[MATERIAL SHOWN]
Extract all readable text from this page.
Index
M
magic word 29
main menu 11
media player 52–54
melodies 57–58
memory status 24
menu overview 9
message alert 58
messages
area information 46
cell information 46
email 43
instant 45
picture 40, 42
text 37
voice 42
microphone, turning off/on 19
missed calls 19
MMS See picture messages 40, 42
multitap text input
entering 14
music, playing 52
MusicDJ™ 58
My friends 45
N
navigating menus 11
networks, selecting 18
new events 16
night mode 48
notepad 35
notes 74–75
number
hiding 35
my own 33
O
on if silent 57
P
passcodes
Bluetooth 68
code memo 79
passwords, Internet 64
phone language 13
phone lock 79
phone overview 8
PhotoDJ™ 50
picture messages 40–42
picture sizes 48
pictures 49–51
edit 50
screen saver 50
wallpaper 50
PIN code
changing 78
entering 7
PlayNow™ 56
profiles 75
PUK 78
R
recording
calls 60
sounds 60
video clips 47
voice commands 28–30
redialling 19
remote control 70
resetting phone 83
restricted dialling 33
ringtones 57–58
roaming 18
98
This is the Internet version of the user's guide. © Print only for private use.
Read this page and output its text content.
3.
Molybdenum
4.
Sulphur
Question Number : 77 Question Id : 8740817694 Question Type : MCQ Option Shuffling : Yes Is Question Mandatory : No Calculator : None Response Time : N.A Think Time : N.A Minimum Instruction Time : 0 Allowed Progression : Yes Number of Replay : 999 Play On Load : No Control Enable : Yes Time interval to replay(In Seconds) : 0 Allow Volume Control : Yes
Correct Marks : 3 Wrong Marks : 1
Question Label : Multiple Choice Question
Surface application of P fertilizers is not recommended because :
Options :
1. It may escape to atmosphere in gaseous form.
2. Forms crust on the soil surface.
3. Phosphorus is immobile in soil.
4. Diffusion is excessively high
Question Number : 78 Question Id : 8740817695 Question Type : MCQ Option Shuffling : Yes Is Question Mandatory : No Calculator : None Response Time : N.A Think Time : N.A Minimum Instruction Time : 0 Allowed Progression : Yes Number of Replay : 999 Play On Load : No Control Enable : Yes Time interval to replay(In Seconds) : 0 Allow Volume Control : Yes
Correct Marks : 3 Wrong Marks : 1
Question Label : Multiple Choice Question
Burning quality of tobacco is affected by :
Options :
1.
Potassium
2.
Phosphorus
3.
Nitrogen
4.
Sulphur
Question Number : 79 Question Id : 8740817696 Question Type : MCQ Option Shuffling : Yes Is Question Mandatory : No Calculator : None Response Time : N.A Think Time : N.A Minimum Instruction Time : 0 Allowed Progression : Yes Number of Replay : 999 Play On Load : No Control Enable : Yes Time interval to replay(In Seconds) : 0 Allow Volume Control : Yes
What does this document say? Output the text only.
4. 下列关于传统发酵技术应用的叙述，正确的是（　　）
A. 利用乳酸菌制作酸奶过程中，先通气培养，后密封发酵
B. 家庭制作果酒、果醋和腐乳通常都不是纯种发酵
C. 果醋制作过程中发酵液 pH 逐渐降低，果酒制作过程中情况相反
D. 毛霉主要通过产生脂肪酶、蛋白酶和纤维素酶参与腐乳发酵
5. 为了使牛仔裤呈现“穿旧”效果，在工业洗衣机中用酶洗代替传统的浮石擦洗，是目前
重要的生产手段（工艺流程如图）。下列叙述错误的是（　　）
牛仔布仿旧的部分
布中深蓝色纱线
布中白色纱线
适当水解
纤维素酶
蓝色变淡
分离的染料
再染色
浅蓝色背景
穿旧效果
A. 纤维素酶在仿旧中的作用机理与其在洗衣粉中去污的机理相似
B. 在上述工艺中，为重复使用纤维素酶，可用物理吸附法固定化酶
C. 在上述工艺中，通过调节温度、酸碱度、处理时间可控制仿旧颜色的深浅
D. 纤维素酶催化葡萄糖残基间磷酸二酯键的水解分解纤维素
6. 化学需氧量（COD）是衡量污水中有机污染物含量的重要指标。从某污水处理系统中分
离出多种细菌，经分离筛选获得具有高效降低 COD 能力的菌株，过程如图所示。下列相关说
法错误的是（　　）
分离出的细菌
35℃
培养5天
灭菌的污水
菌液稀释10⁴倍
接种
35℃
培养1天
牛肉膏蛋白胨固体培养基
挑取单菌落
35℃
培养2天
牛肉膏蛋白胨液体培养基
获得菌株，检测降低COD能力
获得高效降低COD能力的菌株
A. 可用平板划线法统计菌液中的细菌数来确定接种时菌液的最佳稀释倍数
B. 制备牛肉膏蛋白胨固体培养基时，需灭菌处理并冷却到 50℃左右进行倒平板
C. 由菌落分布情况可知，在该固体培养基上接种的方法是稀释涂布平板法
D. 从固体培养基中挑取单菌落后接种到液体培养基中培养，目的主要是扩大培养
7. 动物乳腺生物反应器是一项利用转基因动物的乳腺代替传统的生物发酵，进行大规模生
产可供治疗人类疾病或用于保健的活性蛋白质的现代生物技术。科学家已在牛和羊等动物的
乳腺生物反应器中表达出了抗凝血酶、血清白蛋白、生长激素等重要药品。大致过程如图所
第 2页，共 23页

[WORK TO COMPLETE]
Give the listing above again, word for word.

[OUTPUT FOR THIS TASK]
Extract all readable text from this page.
Index
M
magic word 29
main menu 11
media player 52–54
melodies 57–58
memory status 24
menu overview 9
message alert 58
messages
area information 46
cell information 46
email 43
instant 45
picture 40, 42
text 37
voice 42
microphone, turning off/on 19
missed calls 19
MMS See picture messages 40, 42
multitap text input
entering 14
music, playing 52
MusicDJ™ 58
My friends 45
N
navigating menus 11
networks, selecting 18
new events 16
night mode 48
notepad 35
notes 74–75
number
hiding 35
my own 33
O
on if silent 57
P
passcodes
Bluetooth 68
code memo 79
passwords, Internet 64
phone language 13
phone lock 79
phone overview 8
PhotoDJ™ 50
picture messages 40–42
picture sizes 48
pictures 49–51
edit 50
screen saver 50
wallpaper 50
PIN code
changing 78
entering 7
PlayNow™ 56
profiles 75
PUK 78
R
recording
calls 60
sounds 60
video clips 47
voice commands 28–30
redialling 19
remote control 70
resetting phone 83
restricted dialling 33
ringtones 57–58
roaming 18
98
This is the Internet version of the user's guide. © Print only for private use.
Read this page and output its text content.
3.
Molybdenum
4.
Sulphur
Question Number : 77 Question Id : 8740817694 Question Type : MCQ Option Shuffling : Yes Is Question Mandatory : No Calculator : None Response Time : N.A Think Time : N.A Minimum Instruction Time : 0 Allowed Progression : Yes Number of Replay : 999 Play On Load : No Control Enable : Yes Time interval to replay(In Seconds) : 0 Allow Volume Control : Yes
Correct Marks : 3 Wrong Marks : 1
Question Label : Multiple Choice Question
Surface application of P fertilizers is not recommended because :
Options :
1. It may escape to atmosphere in gaseous form.
2. Forms crust on the soil surface.
3. Phosphorus is immobile in soil.
4. Diffusion is excessively high
Question Number : 78 Question Id : 8740817695 Question Type : MCQ Option Shuffling : Yes Is Question Mandatory : No Calculator : None Response Time : N.A Think Time : N.A Minimum Instruction Time : 0 Allowed Progression : Yes Number of Replay : 999 Play On Load : No Control Enable : Yes Time interval to replay(In Seconds) : 0 Allow Volume Control : Yes
Correct Marks : 3 Wrong Marks : 1
Question Label : Multiple Choice Question
Burning quality of tobacco is affected by :
Options :
1.
Potassium
2.
Phosphorus
3.
Nitrogen
4.
Sulphur
Question Number : 79 Question Id : 8740817696 Question Type : MCQ Option Shuffling : Yes Is Question Mandatory : No Calculator : None Response Time : N.A Think Time : N.A Minimum Instruction Time : 0 Allowed Progression : Yes Number of Replay : 999 Play On Load : No Control Enable : Yes Time interval to replay(In Seconds) : 0 Allow Volume Control : Yes
What does this document say? Output the text only.
4. 下列关于传统发酵技术应用的叙述，正确的是（　　）
A. 利用乳酸菌制作酸奶过程中，先通气培养，后密封发酵
B. 家庭制作果酒、果醋和腐乳通常都不是纯种发酵
C. 果醋制作过程中发酵液 pH 逐渐降低，果酒制作过程中情况相反
D. 毛霉主要通过产生脂肪酶、蛋白酶和纤维素酶参与腐乳发酵
5. 为了使牛仔裤呈现“穿旧”效果，在工业洗衣机中用酶洗代替传统的浮石擦洗，是目前
重要的生产手段（工艺流程如图）。下列叙述错误的是（　　）
牛仔布仿旧的部分
布中深蓝色纱线
布中白色纱线
适当水解
纤维素酶
蓝色变淡
分离的染料
再染色
浅蓝色背景
穿旧效果
A. 纤维素酶在仿旧中的作用机理与其在洗衣粉中去污的机理相似
B. 在上述工艺中，为重复使用纤维素酶，可用物理吸附法固定化酶
C. 在上述工艺中，通过调节温度、酸碱度、处理时间可控制仿旧颜色的深浅
D. 纤维素酶催化葡萄糖残基间磷酸二酯键的水解分解纤维素
6. 化学需氧量（COD）是衡量污水中有机污染物含量的重要指标。从某污水处理系统中分
离出多种细菌，经分离筛选获得具有高效降低 COD 能力的菌株，过程如图所示。下列相关说
法错误的是（　　）
分离出的细菌
35℃
培养5天
灭菌的污水
菌液稀释10⁴倍
接种
35℃
培养1天
牛肉膏蛋白胨固体培养基
挑取单菌落
35℃
培养2天
牛肉膏蛋白胨液体培养基
获得菌株，检测降低COD能力
获得高效降低COD能力的菌株
A. 可用平板划线法统计菌液中的细菌数来确定接种时菌液的最佳稀释倍数
B. 制备牛肉膏蛋白胨固体培养基时，需灭菌处理并冷却到 50℃左右进行倒平板
C. 由菌落分布情况可知，在该固体培养基上接种的方法是稀释涂布平板法
D. 从固体培养基中挑取单菌落后接种到液体培养基中培养，目的主要是扩大培养
7. 动物乳腺生物反应器是一项利用转基因动物的乳腺代替传统的生物发酵，进行大规模生
产可供治疗人类疾病或用于保健的活性蛋白质的现代生物技术。科学家已在牛和羊等动物的
乳腺生物反应器中表达出了抗凝血酶、血清白蛋白、生长激素等重要药品。大致过程如图所
第 2页，共 23页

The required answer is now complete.